• [BRIEF] All entries should be output exactly as they stand.

· · ·

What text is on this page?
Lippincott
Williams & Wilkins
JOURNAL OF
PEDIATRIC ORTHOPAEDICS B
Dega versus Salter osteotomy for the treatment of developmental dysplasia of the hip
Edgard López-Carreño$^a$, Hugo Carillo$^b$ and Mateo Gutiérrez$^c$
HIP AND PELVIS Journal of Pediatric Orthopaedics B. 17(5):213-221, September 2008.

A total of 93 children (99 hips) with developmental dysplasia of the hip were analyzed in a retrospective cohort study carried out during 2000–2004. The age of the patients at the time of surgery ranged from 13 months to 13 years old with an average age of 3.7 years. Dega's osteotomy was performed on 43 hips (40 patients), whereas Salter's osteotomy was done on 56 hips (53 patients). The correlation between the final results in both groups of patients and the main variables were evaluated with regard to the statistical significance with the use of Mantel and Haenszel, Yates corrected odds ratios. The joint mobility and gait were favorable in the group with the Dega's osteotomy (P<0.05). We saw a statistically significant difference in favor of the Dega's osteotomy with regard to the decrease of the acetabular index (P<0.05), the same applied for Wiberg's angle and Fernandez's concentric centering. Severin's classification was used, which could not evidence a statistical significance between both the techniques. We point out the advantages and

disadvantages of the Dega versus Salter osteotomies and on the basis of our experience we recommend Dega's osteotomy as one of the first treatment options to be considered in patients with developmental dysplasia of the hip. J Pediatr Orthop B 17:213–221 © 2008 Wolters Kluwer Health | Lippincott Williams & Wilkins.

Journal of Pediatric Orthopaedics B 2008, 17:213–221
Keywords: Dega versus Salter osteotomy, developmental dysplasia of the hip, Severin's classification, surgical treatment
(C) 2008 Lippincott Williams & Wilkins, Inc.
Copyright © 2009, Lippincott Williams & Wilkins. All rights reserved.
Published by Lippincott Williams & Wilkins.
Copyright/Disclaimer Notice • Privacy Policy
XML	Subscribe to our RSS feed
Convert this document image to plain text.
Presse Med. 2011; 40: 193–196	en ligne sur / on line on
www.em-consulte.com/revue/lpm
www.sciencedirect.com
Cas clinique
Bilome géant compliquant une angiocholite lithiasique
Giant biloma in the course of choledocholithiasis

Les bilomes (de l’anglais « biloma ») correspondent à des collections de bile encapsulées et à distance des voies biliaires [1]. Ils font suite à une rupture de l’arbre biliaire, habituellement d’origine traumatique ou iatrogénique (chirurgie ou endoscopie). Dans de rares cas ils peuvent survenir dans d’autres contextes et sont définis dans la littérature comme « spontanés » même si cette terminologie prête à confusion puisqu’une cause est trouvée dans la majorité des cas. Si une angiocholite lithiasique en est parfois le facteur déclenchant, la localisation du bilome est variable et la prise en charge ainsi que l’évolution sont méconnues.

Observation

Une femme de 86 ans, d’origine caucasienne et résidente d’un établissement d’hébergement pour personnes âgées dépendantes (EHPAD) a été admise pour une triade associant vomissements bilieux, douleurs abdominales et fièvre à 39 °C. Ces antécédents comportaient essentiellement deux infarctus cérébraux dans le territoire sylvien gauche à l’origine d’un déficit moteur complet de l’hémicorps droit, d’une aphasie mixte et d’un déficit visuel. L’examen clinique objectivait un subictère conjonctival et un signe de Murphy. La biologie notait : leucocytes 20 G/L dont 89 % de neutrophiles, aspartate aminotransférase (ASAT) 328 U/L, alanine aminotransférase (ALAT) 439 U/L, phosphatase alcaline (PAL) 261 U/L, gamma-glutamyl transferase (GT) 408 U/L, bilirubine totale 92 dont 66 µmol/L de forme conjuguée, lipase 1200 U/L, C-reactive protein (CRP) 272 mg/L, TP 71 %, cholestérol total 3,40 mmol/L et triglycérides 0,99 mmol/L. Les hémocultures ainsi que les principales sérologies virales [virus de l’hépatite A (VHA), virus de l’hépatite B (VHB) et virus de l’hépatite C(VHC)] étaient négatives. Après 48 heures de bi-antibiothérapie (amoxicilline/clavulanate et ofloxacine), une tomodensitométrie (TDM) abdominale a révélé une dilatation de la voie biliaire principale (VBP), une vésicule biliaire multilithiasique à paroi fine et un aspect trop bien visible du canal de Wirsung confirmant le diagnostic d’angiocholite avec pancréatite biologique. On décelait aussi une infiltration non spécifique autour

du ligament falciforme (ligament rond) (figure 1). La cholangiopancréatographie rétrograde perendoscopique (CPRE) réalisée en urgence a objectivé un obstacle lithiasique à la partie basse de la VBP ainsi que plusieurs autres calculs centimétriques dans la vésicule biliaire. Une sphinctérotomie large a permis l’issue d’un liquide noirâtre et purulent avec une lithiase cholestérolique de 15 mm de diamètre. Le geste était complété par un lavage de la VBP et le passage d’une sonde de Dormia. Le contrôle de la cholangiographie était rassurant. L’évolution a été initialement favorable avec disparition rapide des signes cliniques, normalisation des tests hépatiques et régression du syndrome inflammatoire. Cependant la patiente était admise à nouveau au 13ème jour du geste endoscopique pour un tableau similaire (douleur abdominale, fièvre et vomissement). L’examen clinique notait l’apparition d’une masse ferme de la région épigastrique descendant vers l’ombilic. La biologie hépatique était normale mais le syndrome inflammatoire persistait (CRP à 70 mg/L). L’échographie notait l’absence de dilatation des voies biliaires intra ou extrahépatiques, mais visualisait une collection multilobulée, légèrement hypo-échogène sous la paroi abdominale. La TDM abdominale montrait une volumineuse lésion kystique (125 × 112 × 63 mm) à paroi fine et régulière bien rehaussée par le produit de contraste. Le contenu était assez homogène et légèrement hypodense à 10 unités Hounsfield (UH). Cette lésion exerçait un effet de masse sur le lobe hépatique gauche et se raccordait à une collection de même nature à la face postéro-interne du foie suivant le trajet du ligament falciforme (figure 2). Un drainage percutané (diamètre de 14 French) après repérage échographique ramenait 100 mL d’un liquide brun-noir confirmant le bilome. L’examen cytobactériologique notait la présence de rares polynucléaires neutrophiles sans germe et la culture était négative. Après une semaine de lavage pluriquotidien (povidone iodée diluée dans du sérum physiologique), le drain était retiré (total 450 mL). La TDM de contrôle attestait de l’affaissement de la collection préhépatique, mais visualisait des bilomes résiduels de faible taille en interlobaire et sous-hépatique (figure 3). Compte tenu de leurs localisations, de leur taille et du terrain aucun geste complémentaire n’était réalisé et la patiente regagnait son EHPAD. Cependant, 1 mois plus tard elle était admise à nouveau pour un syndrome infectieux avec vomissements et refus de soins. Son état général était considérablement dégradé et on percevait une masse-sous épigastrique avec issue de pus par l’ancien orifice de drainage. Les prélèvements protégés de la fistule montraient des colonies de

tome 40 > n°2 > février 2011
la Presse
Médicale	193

· · ·

• [ANSWER FOR THIS EXERCISE]
What text is on this page?
Lippincott
Williams & Wilkins
JOURNAL OF
PEDIATRIC ORTHOPAEDICS B
Dega versus Salter osteotomy for the treatment of developmental dysplasia of the hip
Edgard López-Carreño$^a$, Hugo Carillo$^b$ and Mateo Gutiérrez$^c$
HIP AND PELVIS Journal of Pediatric Orthopaedics B. 17(5):213-221, September 2008.

A total of 93 children (99 hips) with developmental dysplasia of the hip were analyzed in a retrospective cohort study carried out during 2000–2004. The age of the patients at the time of surgery ranged from 13 months to 13 years old with an average age of 3.7 years. Dega's osteotomy was performed on 43 hips (40 patients), whereas Salter's osteotomy was done on 56 hips (53 patients). The correlation between the final results in both groups of patients and the main variables were evaluated with regard to the statistical significance with the use of Mantel and Haenszel, Yates corrected odds ratios. The joint mobility and gait were favorable in the group with the Dega's osteotomy (P<0.05). We saw a statistically significant difference in favor of the Dega's osteotomy with regard to the decrease of the acetabular index (P<0.05), the same applied for Wiberg's angle and Fernandez's concentric centering. Severin's classification was used, which could not evidence a statistical significance between both the techniques. We point out the advantages and

disadvantages of the Dega versus Salter osteotomies and on the basis of our experience we recommend Dega's osteotomy as one of the first treatment options to be considered in patients with developmental dysplasia of the hip. J Pediatr Orthop B 17:213–221 © 2008 Wolters Kluwer Health | Lippincott Williams & Wilkins.

Journal of Pediatric Orthopaedics B 2008, 17:213–221
Keywords: Dega versus Salter osteotomy, developmental dysplasia of the hip, Severin's classification, surgical treatment
(C) 2008 Lippincott Williams & Wilkins, Inc.
Copyright © 2009, Lippincott Williams & Wilkins. All rights reserved.
Published by Lippincott Williams & Wilkins.
Copyright/Disclaimer Notice • Privacy Policy
XML	Subscribe to our RSS feed
Convert this document image to plain text.
Presse Med. 2011; 40: 193–196	en ligne sur / on line on
www.em-consulte.com/revue/lpm
www.sciencedirect.com
Cas clinique
Bilome géant compliquant une angiocholite lithiasique
Giant biloma in the course of choledocholithiasis

Les bilomes (de l’anglais « biloma ») correspondent à des collections de bile encapsulées et à distance des voies biliaires [1]. Ils font suite à une rupture de l’arbre biliaire, habituellement d’origine traumatique ou iatrogénique (chirurgie ou endoscopie). Dans de rares cas ils peuvent survenir dans d’autres contextes et sont définis dans la littérature comme « spontanés » même si cette terminologie prête à confusion puisqu’une cause est trouvée dans la majorité des cas. Si une angiocholite lithiasique en est parfois le facteur déclenchant, la localisation du bilome est variable et la prise en charge ainsi que l’évolution sont méconnues.

Observation

Une femme de 86 ans, d’origine caucasienne et résidente d’un établissement d’hébergement pour personnes âgées dépendantes (EHPAD) a été admise pour une triade associant vomissements bilieux, douleurs abdominales et fièvre à 39 °C. Ces antécédents comportaient essentiellement deux infarctus cérébraux dans le territoire sylvien gauche à l’origine d’un déficit moteur complet de l’hémicorps droit, d’une aphasie mixte et d’un déficit visuel. L’examen clinique objectivait un subictère conjonctival et un signe de Murphy. La biologie notait : leucocytes 20 G/L dont 89 % de neutrophiles, aspartate aminotransférase (ASAT) 328 U/L, alanine aminotransférase (ALAT) 439 U/L, phosphatase alcaline (PAL) 261 U/L, gamma-glutamyl transferase (GT) 408 U/L, bilirubine totale 92 dont 66 µmol/L de forme conjuguée, lipase 1200 U/L, C-reactive protein (CRP) 272 mg/L, TP 71 %, cholestérol total 3,40 mmol/L et triglycérides 0,99 mmol/L. Les hémocultures ainsi que les principales sérologies virales [virus de l’hépatite A (VHA), virus de l’hépatite B (VHB) et virus de l’hépatite C(VHC)] étaient négatives. Après 48 heures de bi-antibiothérapie (amoxicilline/clavulanate et ofloxacine), une tomodensitométrie (TDM) abdominale a révélé une dilatation de la voie biliaire principale (VBP), une vésicule biliaire multilithiasique à paroi fine et un aspect trop bien visible du canal de Wirsung confirmant le diagnostic d’angiocholite avec pancréatite biologique. On décelait aussi une infiltration non spécifique autour

du ligament falciforme (ligament rond) (figure 1). La cholangiopancréatographie rétrograde perendoscopique (CPRE) réalisée en urgence a objectivé un obstacle lithiasique à la partie basse de la VBP ainsi que plusieurs autres calculs centimétriques dans la vésicule biliaire. Une sphinctérotomie large a permis l’issue d’un liquide noirâtre et purulent avec une lithiase cholestérolique de 15 mm de diamètre. Le geste était complété par un lavage de la VBP et le passage d’une sonde de Dormia. Le contrôle de la cholangiographie était rassurant. L’évolution a été initialement favorable avec disparition rapide des signes cliniques, normalisation des tests hépatiques et régression du syndrome inflammatoire. Cependant la patiente était admise à nouveau au 13ème jour du geste endoscopique pour un tableau similaire (douleur abdominale, fièvre et vomissement). L’examen clinique notait l’apparition d’une masse ferme de la région épigastrique descendant vers l’ombilic. La biologie hépatique était normale mais le syndrome inflammatoire persistait (CRP à 70 mg/L). L’échographie notait l’absence de dilatation des voies biliaires intra ou extrahépatiques, mais visualisait une collection multilobulée, légèrement hypo-échogène sous la paroi abdominale. La TDM abdominale montrait une volumineuse lésion kystique (125 × 112 × 63 mm) à paroi fine et régulière bien rehaussée par le produit de contraste. Le contenu était assez homogène et légèrement hypodense à 10 unités Hounsfield (UH). Cette lésion exerçait un effet de masse sur le lobe hépatique gauche et se raccordait à une collection de même nature à la face postéro-interne du foie suivant le trajet du ligament falciforme (figure 2). Un drainage percutané (diamètre de 14 French) après repérage échographique ramenait 100 mL d’un liquide brun-noir confirmant le bilome. L’examen cytobactériologique notait la présence de rares polynucléaires neutrophiles sans germe et la culture était négative. Après une semaine de lavage pluriquotidien (povidone iodée diluée dans du sérum physiologique), le drain était retiré (total 450 mL). La TDM de contrôle attestait de l’affaissement de la collection préhépatique, mais visualisait des bilomes résiduels de faible taille en interlobaire et sous-hépatique (figure 3). Compte tenu de leurs localisations, de leur taille et du terrain aucun geste complémentaire n’était réalisé et la patiente regagnait son EHPAD. Cependant, 1 mois plus tard elle était admise à nouveau pour un syndrome infectieux avec vomissements et refus de soins. Son état général était considérablement dégradé et on percevait une masse-sous épigastrique avec issue de pus par l’ancien orifice de drainage. Les prélèvements protégés de la fistule montraient des colonies de

tome 40 > n°2 > février 2011
la Presse
Médicale	193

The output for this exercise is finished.